------ Data for this task ------
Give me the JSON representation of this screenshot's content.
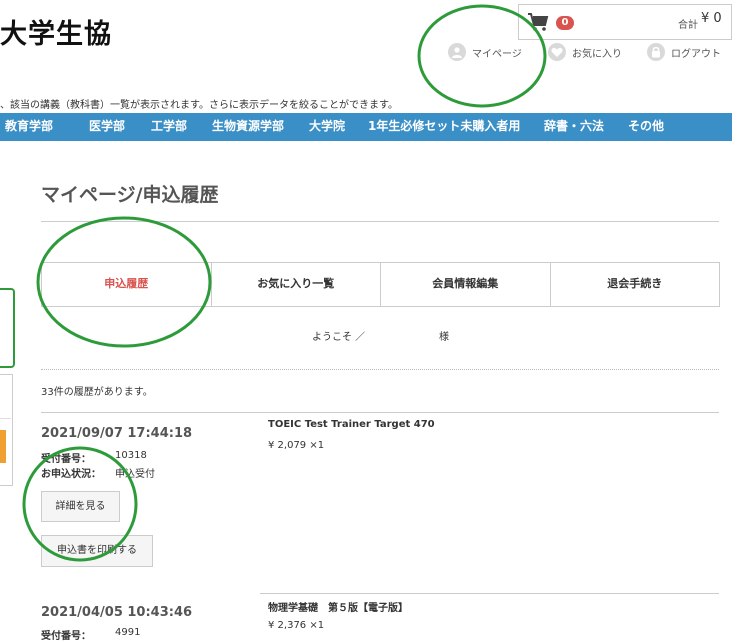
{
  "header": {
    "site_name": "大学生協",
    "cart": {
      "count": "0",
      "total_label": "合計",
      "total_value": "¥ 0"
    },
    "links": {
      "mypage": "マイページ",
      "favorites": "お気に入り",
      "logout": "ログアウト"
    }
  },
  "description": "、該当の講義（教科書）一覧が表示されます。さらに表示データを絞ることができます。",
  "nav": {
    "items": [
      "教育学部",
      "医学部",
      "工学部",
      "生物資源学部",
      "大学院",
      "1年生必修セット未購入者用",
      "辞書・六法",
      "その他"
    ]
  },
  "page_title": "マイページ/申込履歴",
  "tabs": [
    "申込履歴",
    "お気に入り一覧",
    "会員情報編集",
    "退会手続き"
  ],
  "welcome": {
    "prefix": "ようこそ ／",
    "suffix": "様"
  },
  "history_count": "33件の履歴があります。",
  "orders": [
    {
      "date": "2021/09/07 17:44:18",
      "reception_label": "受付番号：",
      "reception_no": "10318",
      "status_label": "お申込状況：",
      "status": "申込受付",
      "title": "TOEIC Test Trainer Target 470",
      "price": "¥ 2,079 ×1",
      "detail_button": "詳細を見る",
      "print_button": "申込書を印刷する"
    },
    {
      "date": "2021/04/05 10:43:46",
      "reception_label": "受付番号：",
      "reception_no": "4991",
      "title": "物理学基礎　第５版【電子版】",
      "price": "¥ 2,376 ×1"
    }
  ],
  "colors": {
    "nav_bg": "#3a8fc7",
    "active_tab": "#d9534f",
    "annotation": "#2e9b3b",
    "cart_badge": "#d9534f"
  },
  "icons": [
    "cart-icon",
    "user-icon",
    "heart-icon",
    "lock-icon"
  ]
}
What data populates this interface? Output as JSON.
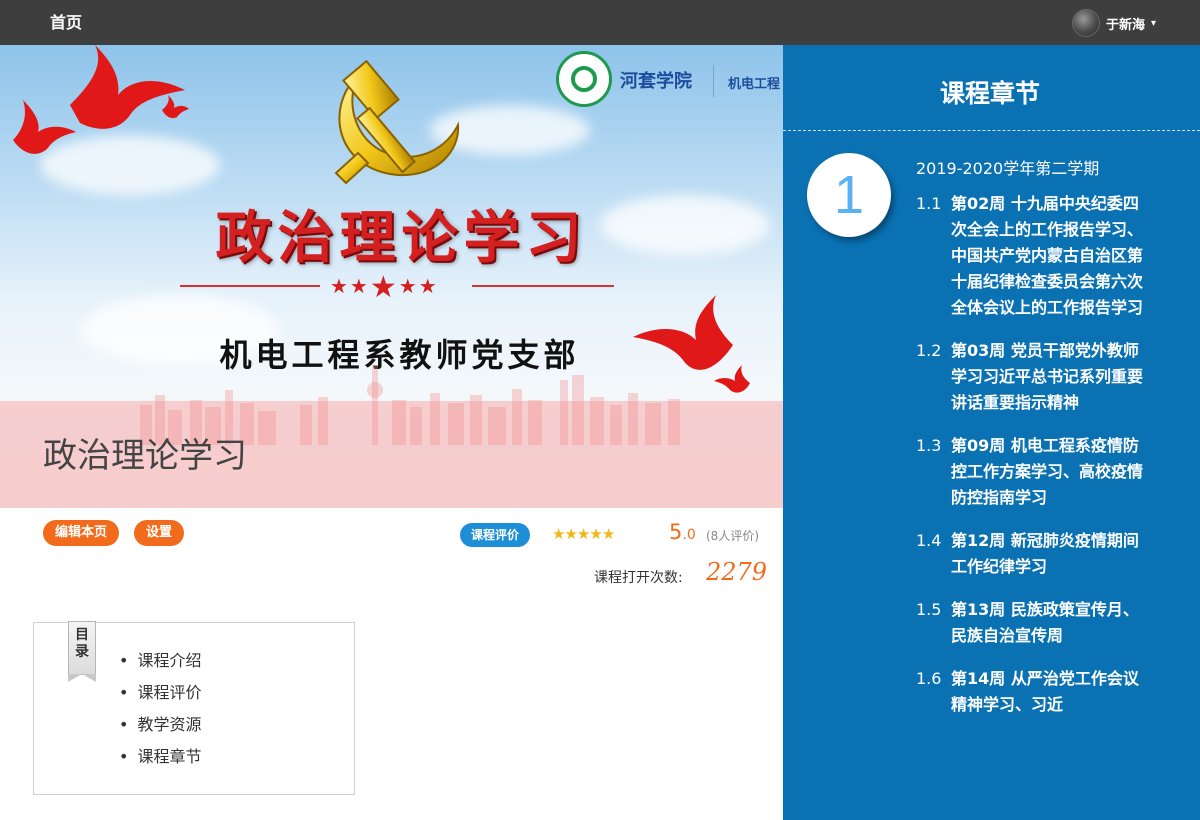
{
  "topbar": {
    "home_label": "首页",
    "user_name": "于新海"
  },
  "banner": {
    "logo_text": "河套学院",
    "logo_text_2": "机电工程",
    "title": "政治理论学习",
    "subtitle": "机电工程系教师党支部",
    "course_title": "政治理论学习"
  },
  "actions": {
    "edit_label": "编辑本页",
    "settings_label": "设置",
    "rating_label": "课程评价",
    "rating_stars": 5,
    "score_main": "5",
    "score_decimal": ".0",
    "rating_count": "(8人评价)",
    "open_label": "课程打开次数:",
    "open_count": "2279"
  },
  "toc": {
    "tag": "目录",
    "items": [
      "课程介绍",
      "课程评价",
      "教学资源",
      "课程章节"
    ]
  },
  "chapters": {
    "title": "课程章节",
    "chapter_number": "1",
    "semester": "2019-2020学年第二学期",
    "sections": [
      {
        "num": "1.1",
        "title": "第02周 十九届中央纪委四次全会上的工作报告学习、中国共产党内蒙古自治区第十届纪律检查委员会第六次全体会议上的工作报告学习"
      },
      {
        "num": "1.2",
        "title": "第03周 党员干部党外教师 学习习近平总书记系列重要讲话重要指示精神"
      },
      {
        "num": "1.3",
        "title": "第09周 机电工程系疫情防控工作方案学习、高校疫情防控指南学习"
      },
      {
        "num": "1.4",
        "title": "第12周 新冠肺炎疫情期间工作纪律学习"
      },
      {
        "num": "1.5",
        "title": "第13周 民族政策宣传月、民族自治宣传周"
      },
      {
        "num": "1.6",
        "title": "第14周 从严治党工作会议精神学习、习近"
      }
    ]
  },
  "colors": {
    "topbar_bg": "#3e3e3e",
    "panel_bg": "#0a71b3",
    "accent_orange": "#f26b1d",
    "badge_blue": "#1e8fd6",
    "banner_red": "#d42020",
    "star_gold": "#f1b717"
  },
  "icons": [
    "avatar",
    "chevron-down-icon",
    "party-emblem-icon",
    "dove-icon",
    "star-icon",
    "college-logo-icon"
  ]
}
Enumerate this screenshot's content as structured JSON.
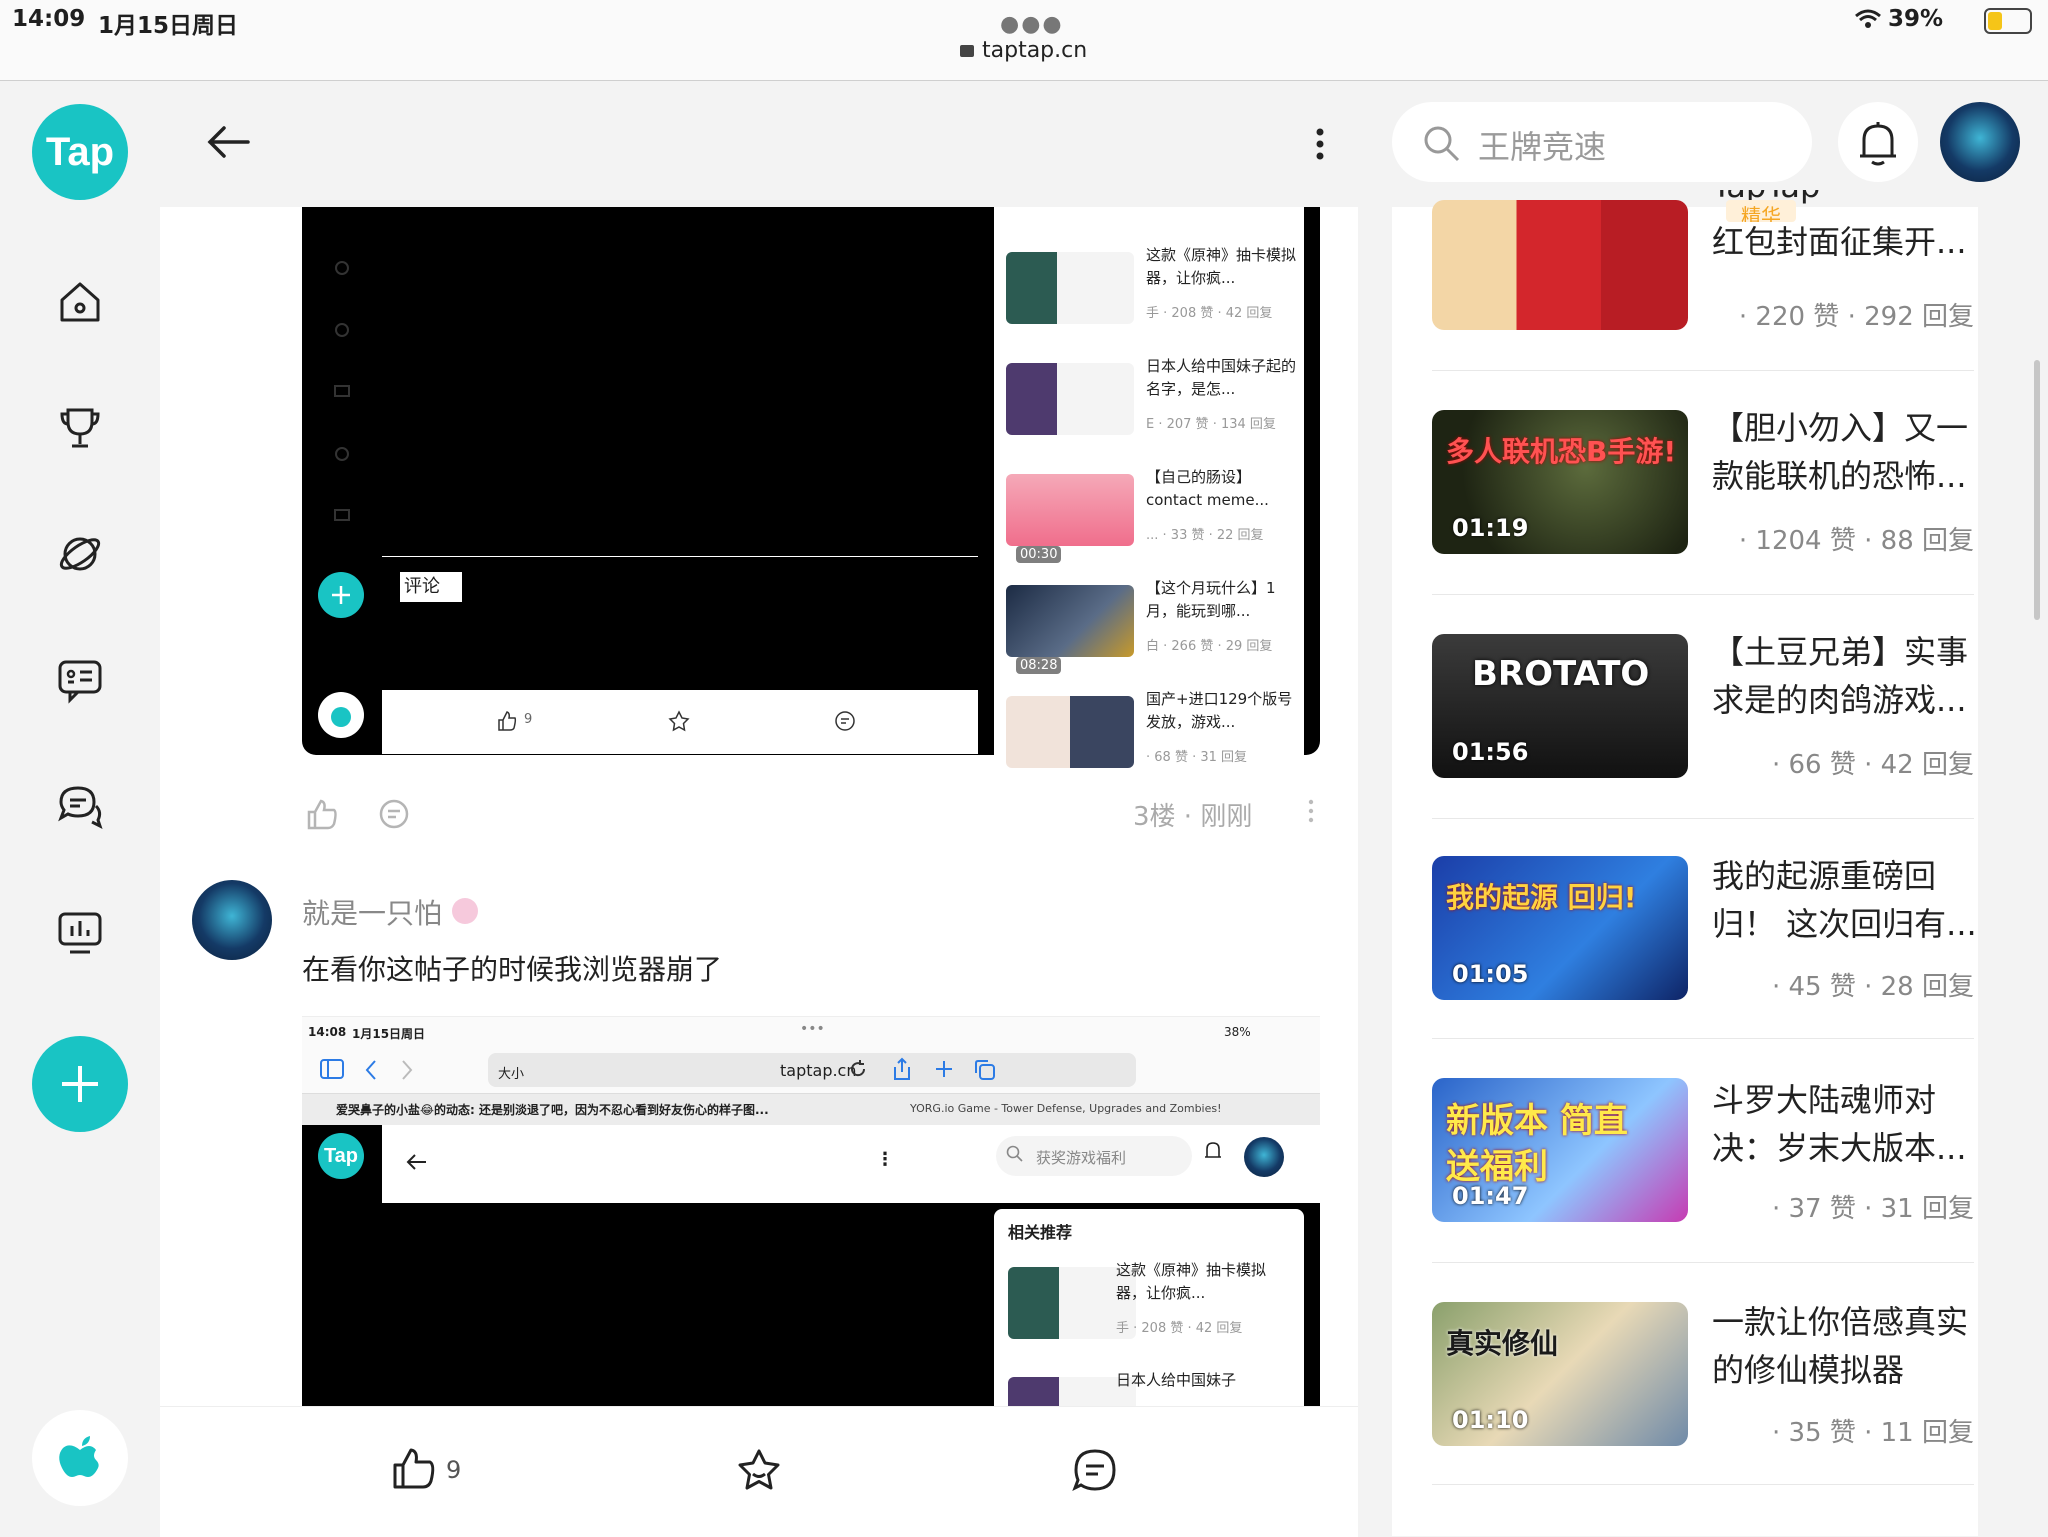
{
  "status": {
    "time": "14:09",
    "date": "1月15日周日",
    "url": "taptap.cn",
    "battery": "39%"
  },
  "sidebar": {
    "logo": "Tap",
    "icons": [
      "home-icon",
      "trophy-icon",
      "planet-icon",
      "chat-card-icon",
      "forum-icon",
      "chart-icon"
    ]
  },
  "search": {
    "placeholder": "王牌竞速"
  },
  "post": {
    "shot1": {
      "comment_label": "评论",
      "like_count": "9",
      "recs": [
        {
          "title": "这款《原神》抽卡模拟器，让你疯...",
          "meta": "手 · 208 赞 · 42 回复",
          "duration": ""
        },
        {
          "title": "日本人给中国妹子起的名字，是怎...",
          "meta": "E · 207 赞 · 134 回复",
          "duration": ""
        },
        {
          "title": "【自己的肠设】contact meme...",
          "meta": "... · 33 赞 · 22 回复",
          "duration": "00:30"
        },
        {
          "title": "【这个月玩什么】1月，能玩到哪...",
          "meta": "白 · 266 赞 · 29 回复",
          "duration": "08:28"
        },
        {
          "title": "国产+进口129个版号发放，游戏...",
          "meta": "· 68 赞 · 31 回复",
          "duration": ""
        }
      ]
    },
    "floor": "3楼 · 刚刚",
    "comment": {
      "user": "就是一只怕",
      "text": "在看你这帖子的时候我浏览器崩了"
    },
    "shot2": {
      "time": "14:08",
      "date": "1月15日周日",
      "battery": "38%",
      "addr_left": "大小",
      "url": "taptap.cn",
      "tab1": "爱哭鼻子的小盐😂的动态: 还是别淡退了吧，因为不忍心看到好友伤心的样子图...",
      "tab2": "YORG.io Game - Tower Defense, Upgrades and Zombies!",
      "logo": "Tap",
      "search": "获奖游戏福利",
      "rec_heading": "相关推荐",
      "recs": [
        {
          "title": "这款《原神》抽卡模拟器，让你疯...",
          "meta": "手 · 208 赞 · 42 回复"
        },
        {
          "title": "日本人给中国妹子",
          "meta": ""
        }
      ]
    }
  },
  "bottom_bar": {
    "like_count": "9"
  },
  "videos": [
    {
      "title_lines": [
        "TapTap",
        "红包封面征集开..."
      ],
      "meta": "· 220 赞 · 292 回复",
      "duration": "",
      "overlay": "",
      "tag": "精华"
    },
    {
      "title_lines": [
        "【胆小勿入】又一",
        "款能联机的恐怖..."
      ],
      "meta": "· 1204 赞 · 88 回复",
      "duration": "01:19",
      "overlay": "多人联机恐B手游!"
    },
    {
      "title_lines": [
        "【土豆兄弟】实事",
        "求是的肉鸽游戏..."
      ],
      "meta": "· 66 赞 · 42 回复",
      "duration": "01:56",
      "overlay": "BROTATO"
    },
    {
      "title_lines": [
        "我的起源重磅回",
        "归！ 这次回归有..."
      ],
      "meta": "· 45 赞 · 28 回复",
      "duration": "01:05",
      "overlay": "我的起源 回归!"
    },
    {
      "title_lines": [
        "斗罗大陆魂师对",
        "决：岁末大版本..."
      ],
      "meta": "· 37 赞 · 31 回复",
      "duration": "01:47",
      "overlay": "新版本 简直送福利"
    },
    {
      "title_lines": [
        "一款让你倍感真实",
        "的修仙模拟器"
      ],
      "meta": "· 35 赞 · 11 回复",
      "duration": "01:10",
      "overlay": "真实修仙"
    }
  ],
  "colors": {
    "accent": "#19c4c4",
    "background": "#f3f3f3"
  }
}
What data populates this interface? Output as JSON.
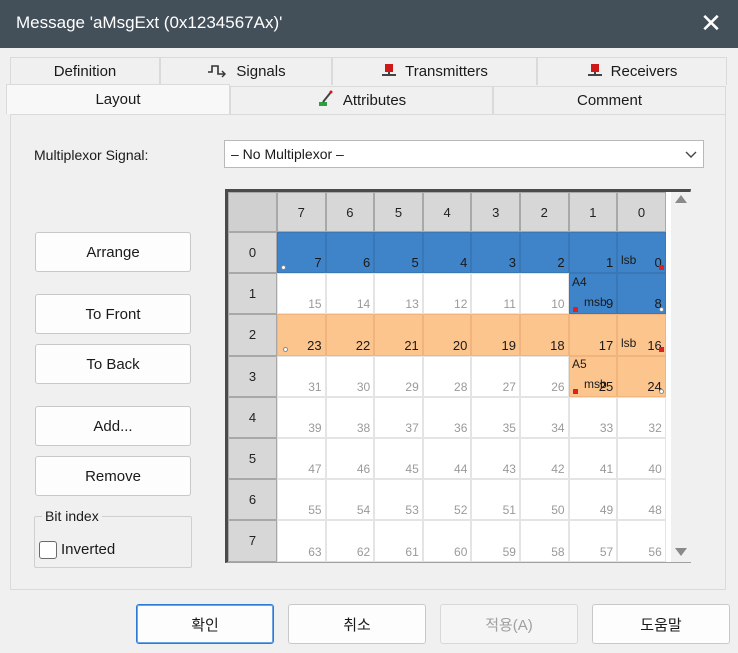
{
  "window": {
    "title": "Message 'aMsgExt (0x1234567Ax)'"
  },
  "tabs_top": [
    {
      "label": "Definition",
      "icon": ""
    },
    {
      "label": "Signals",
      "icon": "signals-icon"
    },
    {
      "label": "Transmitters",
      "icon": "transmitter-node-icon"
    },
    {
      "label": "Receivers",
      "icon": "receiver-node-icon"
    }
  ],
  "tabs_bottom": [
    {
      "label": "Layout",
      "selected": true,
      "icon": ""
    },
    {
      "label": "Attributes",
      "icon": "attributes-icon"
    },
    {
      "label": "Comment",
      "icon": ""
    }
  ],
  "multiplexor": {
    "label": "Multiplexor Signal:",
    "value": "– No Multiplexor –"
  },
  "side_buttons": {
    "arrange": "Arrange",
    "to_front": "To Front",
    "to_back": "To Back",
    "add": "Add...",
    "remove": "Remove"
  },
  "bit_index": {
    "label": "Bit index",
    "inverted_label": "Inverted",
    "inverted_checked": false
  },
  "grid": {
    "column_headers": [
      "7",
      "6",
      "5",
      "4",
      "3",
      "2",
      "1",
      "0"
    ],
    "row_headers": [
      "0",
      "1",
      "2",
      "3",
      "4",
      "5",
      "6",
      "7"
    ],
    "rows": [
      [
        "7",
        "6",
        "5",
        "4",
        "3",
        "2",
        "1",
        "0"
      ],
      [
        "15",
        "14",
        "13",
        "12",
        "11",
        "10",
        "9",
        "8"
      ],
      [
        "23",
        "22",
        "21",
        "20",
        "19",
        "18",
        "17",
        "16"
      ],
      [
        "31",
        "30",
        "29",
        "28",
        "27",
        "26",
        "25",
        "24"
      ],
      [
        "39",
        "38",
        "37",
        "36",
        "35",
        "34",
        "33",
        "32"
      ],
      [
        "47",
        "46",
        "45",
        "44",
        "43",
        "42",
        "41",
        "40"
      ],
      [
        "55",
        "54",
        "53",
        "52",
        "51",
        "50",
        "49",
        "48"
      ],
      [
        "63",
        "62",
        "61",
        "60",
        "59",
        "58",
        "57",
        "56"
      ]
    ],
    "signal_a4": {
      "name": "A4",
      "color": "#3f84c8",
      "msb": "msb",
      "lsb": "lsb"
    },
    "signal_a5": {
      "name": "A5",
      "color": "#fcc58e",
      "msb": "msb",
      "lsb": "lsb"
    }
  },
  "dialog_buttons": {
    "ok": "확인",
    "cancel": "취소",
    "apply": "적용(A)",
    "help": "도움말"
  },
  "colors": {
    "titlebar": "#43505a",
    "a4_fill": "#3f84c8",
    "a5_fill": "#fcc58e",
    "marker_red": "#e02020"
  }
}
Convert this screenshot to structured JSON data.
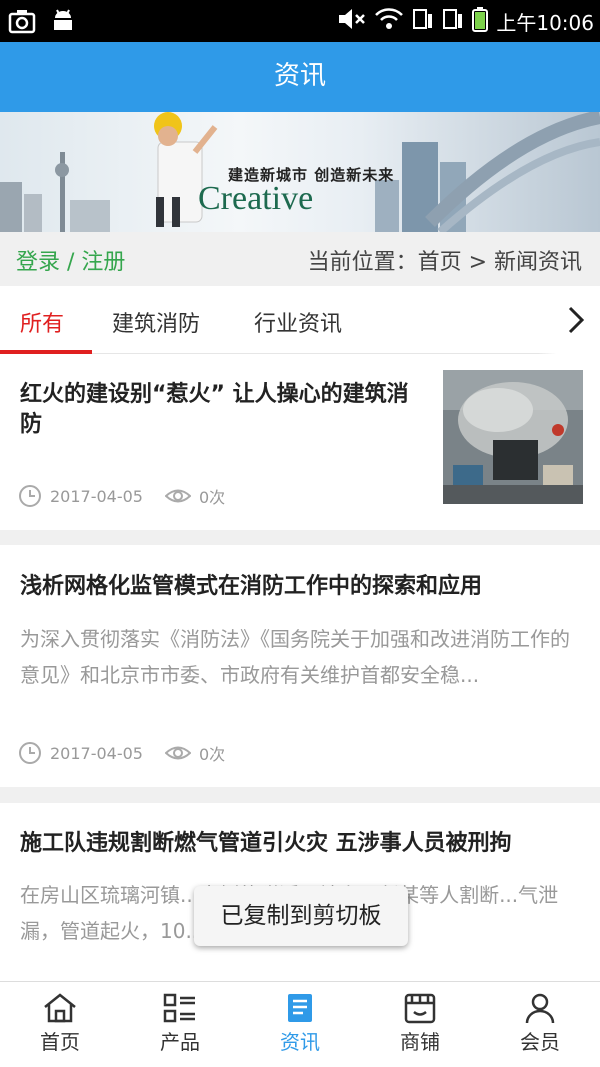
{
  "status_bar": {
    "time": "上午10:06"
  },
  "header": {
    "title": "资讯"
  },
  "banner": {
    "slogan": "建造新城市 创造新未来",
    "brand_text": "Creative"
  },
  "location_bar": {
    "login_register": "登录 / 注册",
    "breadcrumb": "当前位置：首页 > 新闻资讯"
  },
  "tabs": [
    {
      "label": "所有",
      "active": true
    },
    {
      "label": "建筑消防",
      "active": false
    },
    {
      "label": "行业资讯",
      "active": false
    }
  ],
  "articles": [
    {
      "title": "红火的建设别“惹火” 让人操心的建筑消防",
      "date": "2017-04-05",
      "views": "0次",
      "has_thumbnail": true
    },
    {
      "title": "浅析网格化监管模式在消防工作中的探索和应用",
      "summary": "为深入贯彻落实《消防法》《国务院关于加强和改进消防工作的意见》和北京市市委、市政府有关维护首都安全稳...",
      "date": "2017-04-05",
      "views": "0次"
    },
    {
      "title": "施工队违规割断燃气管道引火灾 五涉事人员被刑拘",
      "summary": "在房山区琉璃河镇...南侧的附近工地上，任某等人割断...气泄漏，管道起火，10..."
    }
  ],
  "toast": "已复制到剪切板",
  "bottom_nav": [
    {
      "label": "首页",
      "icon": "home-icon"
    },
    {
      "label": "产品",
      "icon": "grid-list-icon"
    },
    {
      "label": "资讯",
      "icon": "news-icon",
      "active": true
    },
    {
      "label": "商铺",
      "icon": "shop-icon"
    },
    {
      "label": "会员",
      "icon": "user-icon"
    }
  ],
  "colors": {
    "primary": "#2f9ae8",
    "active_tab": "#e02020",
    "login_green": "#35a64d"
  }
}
------
Problem details:
Copy all lines from the material that hold "overlay".

Task response:
      "overlay": "",
      "overlay": "多人联机恐B手游!"
      "overlay": "BROTATO"
      "overlay": "我的起源 回归!"
      "overlay": "新版本 简直送福利"
      "overlay": "真实修仙"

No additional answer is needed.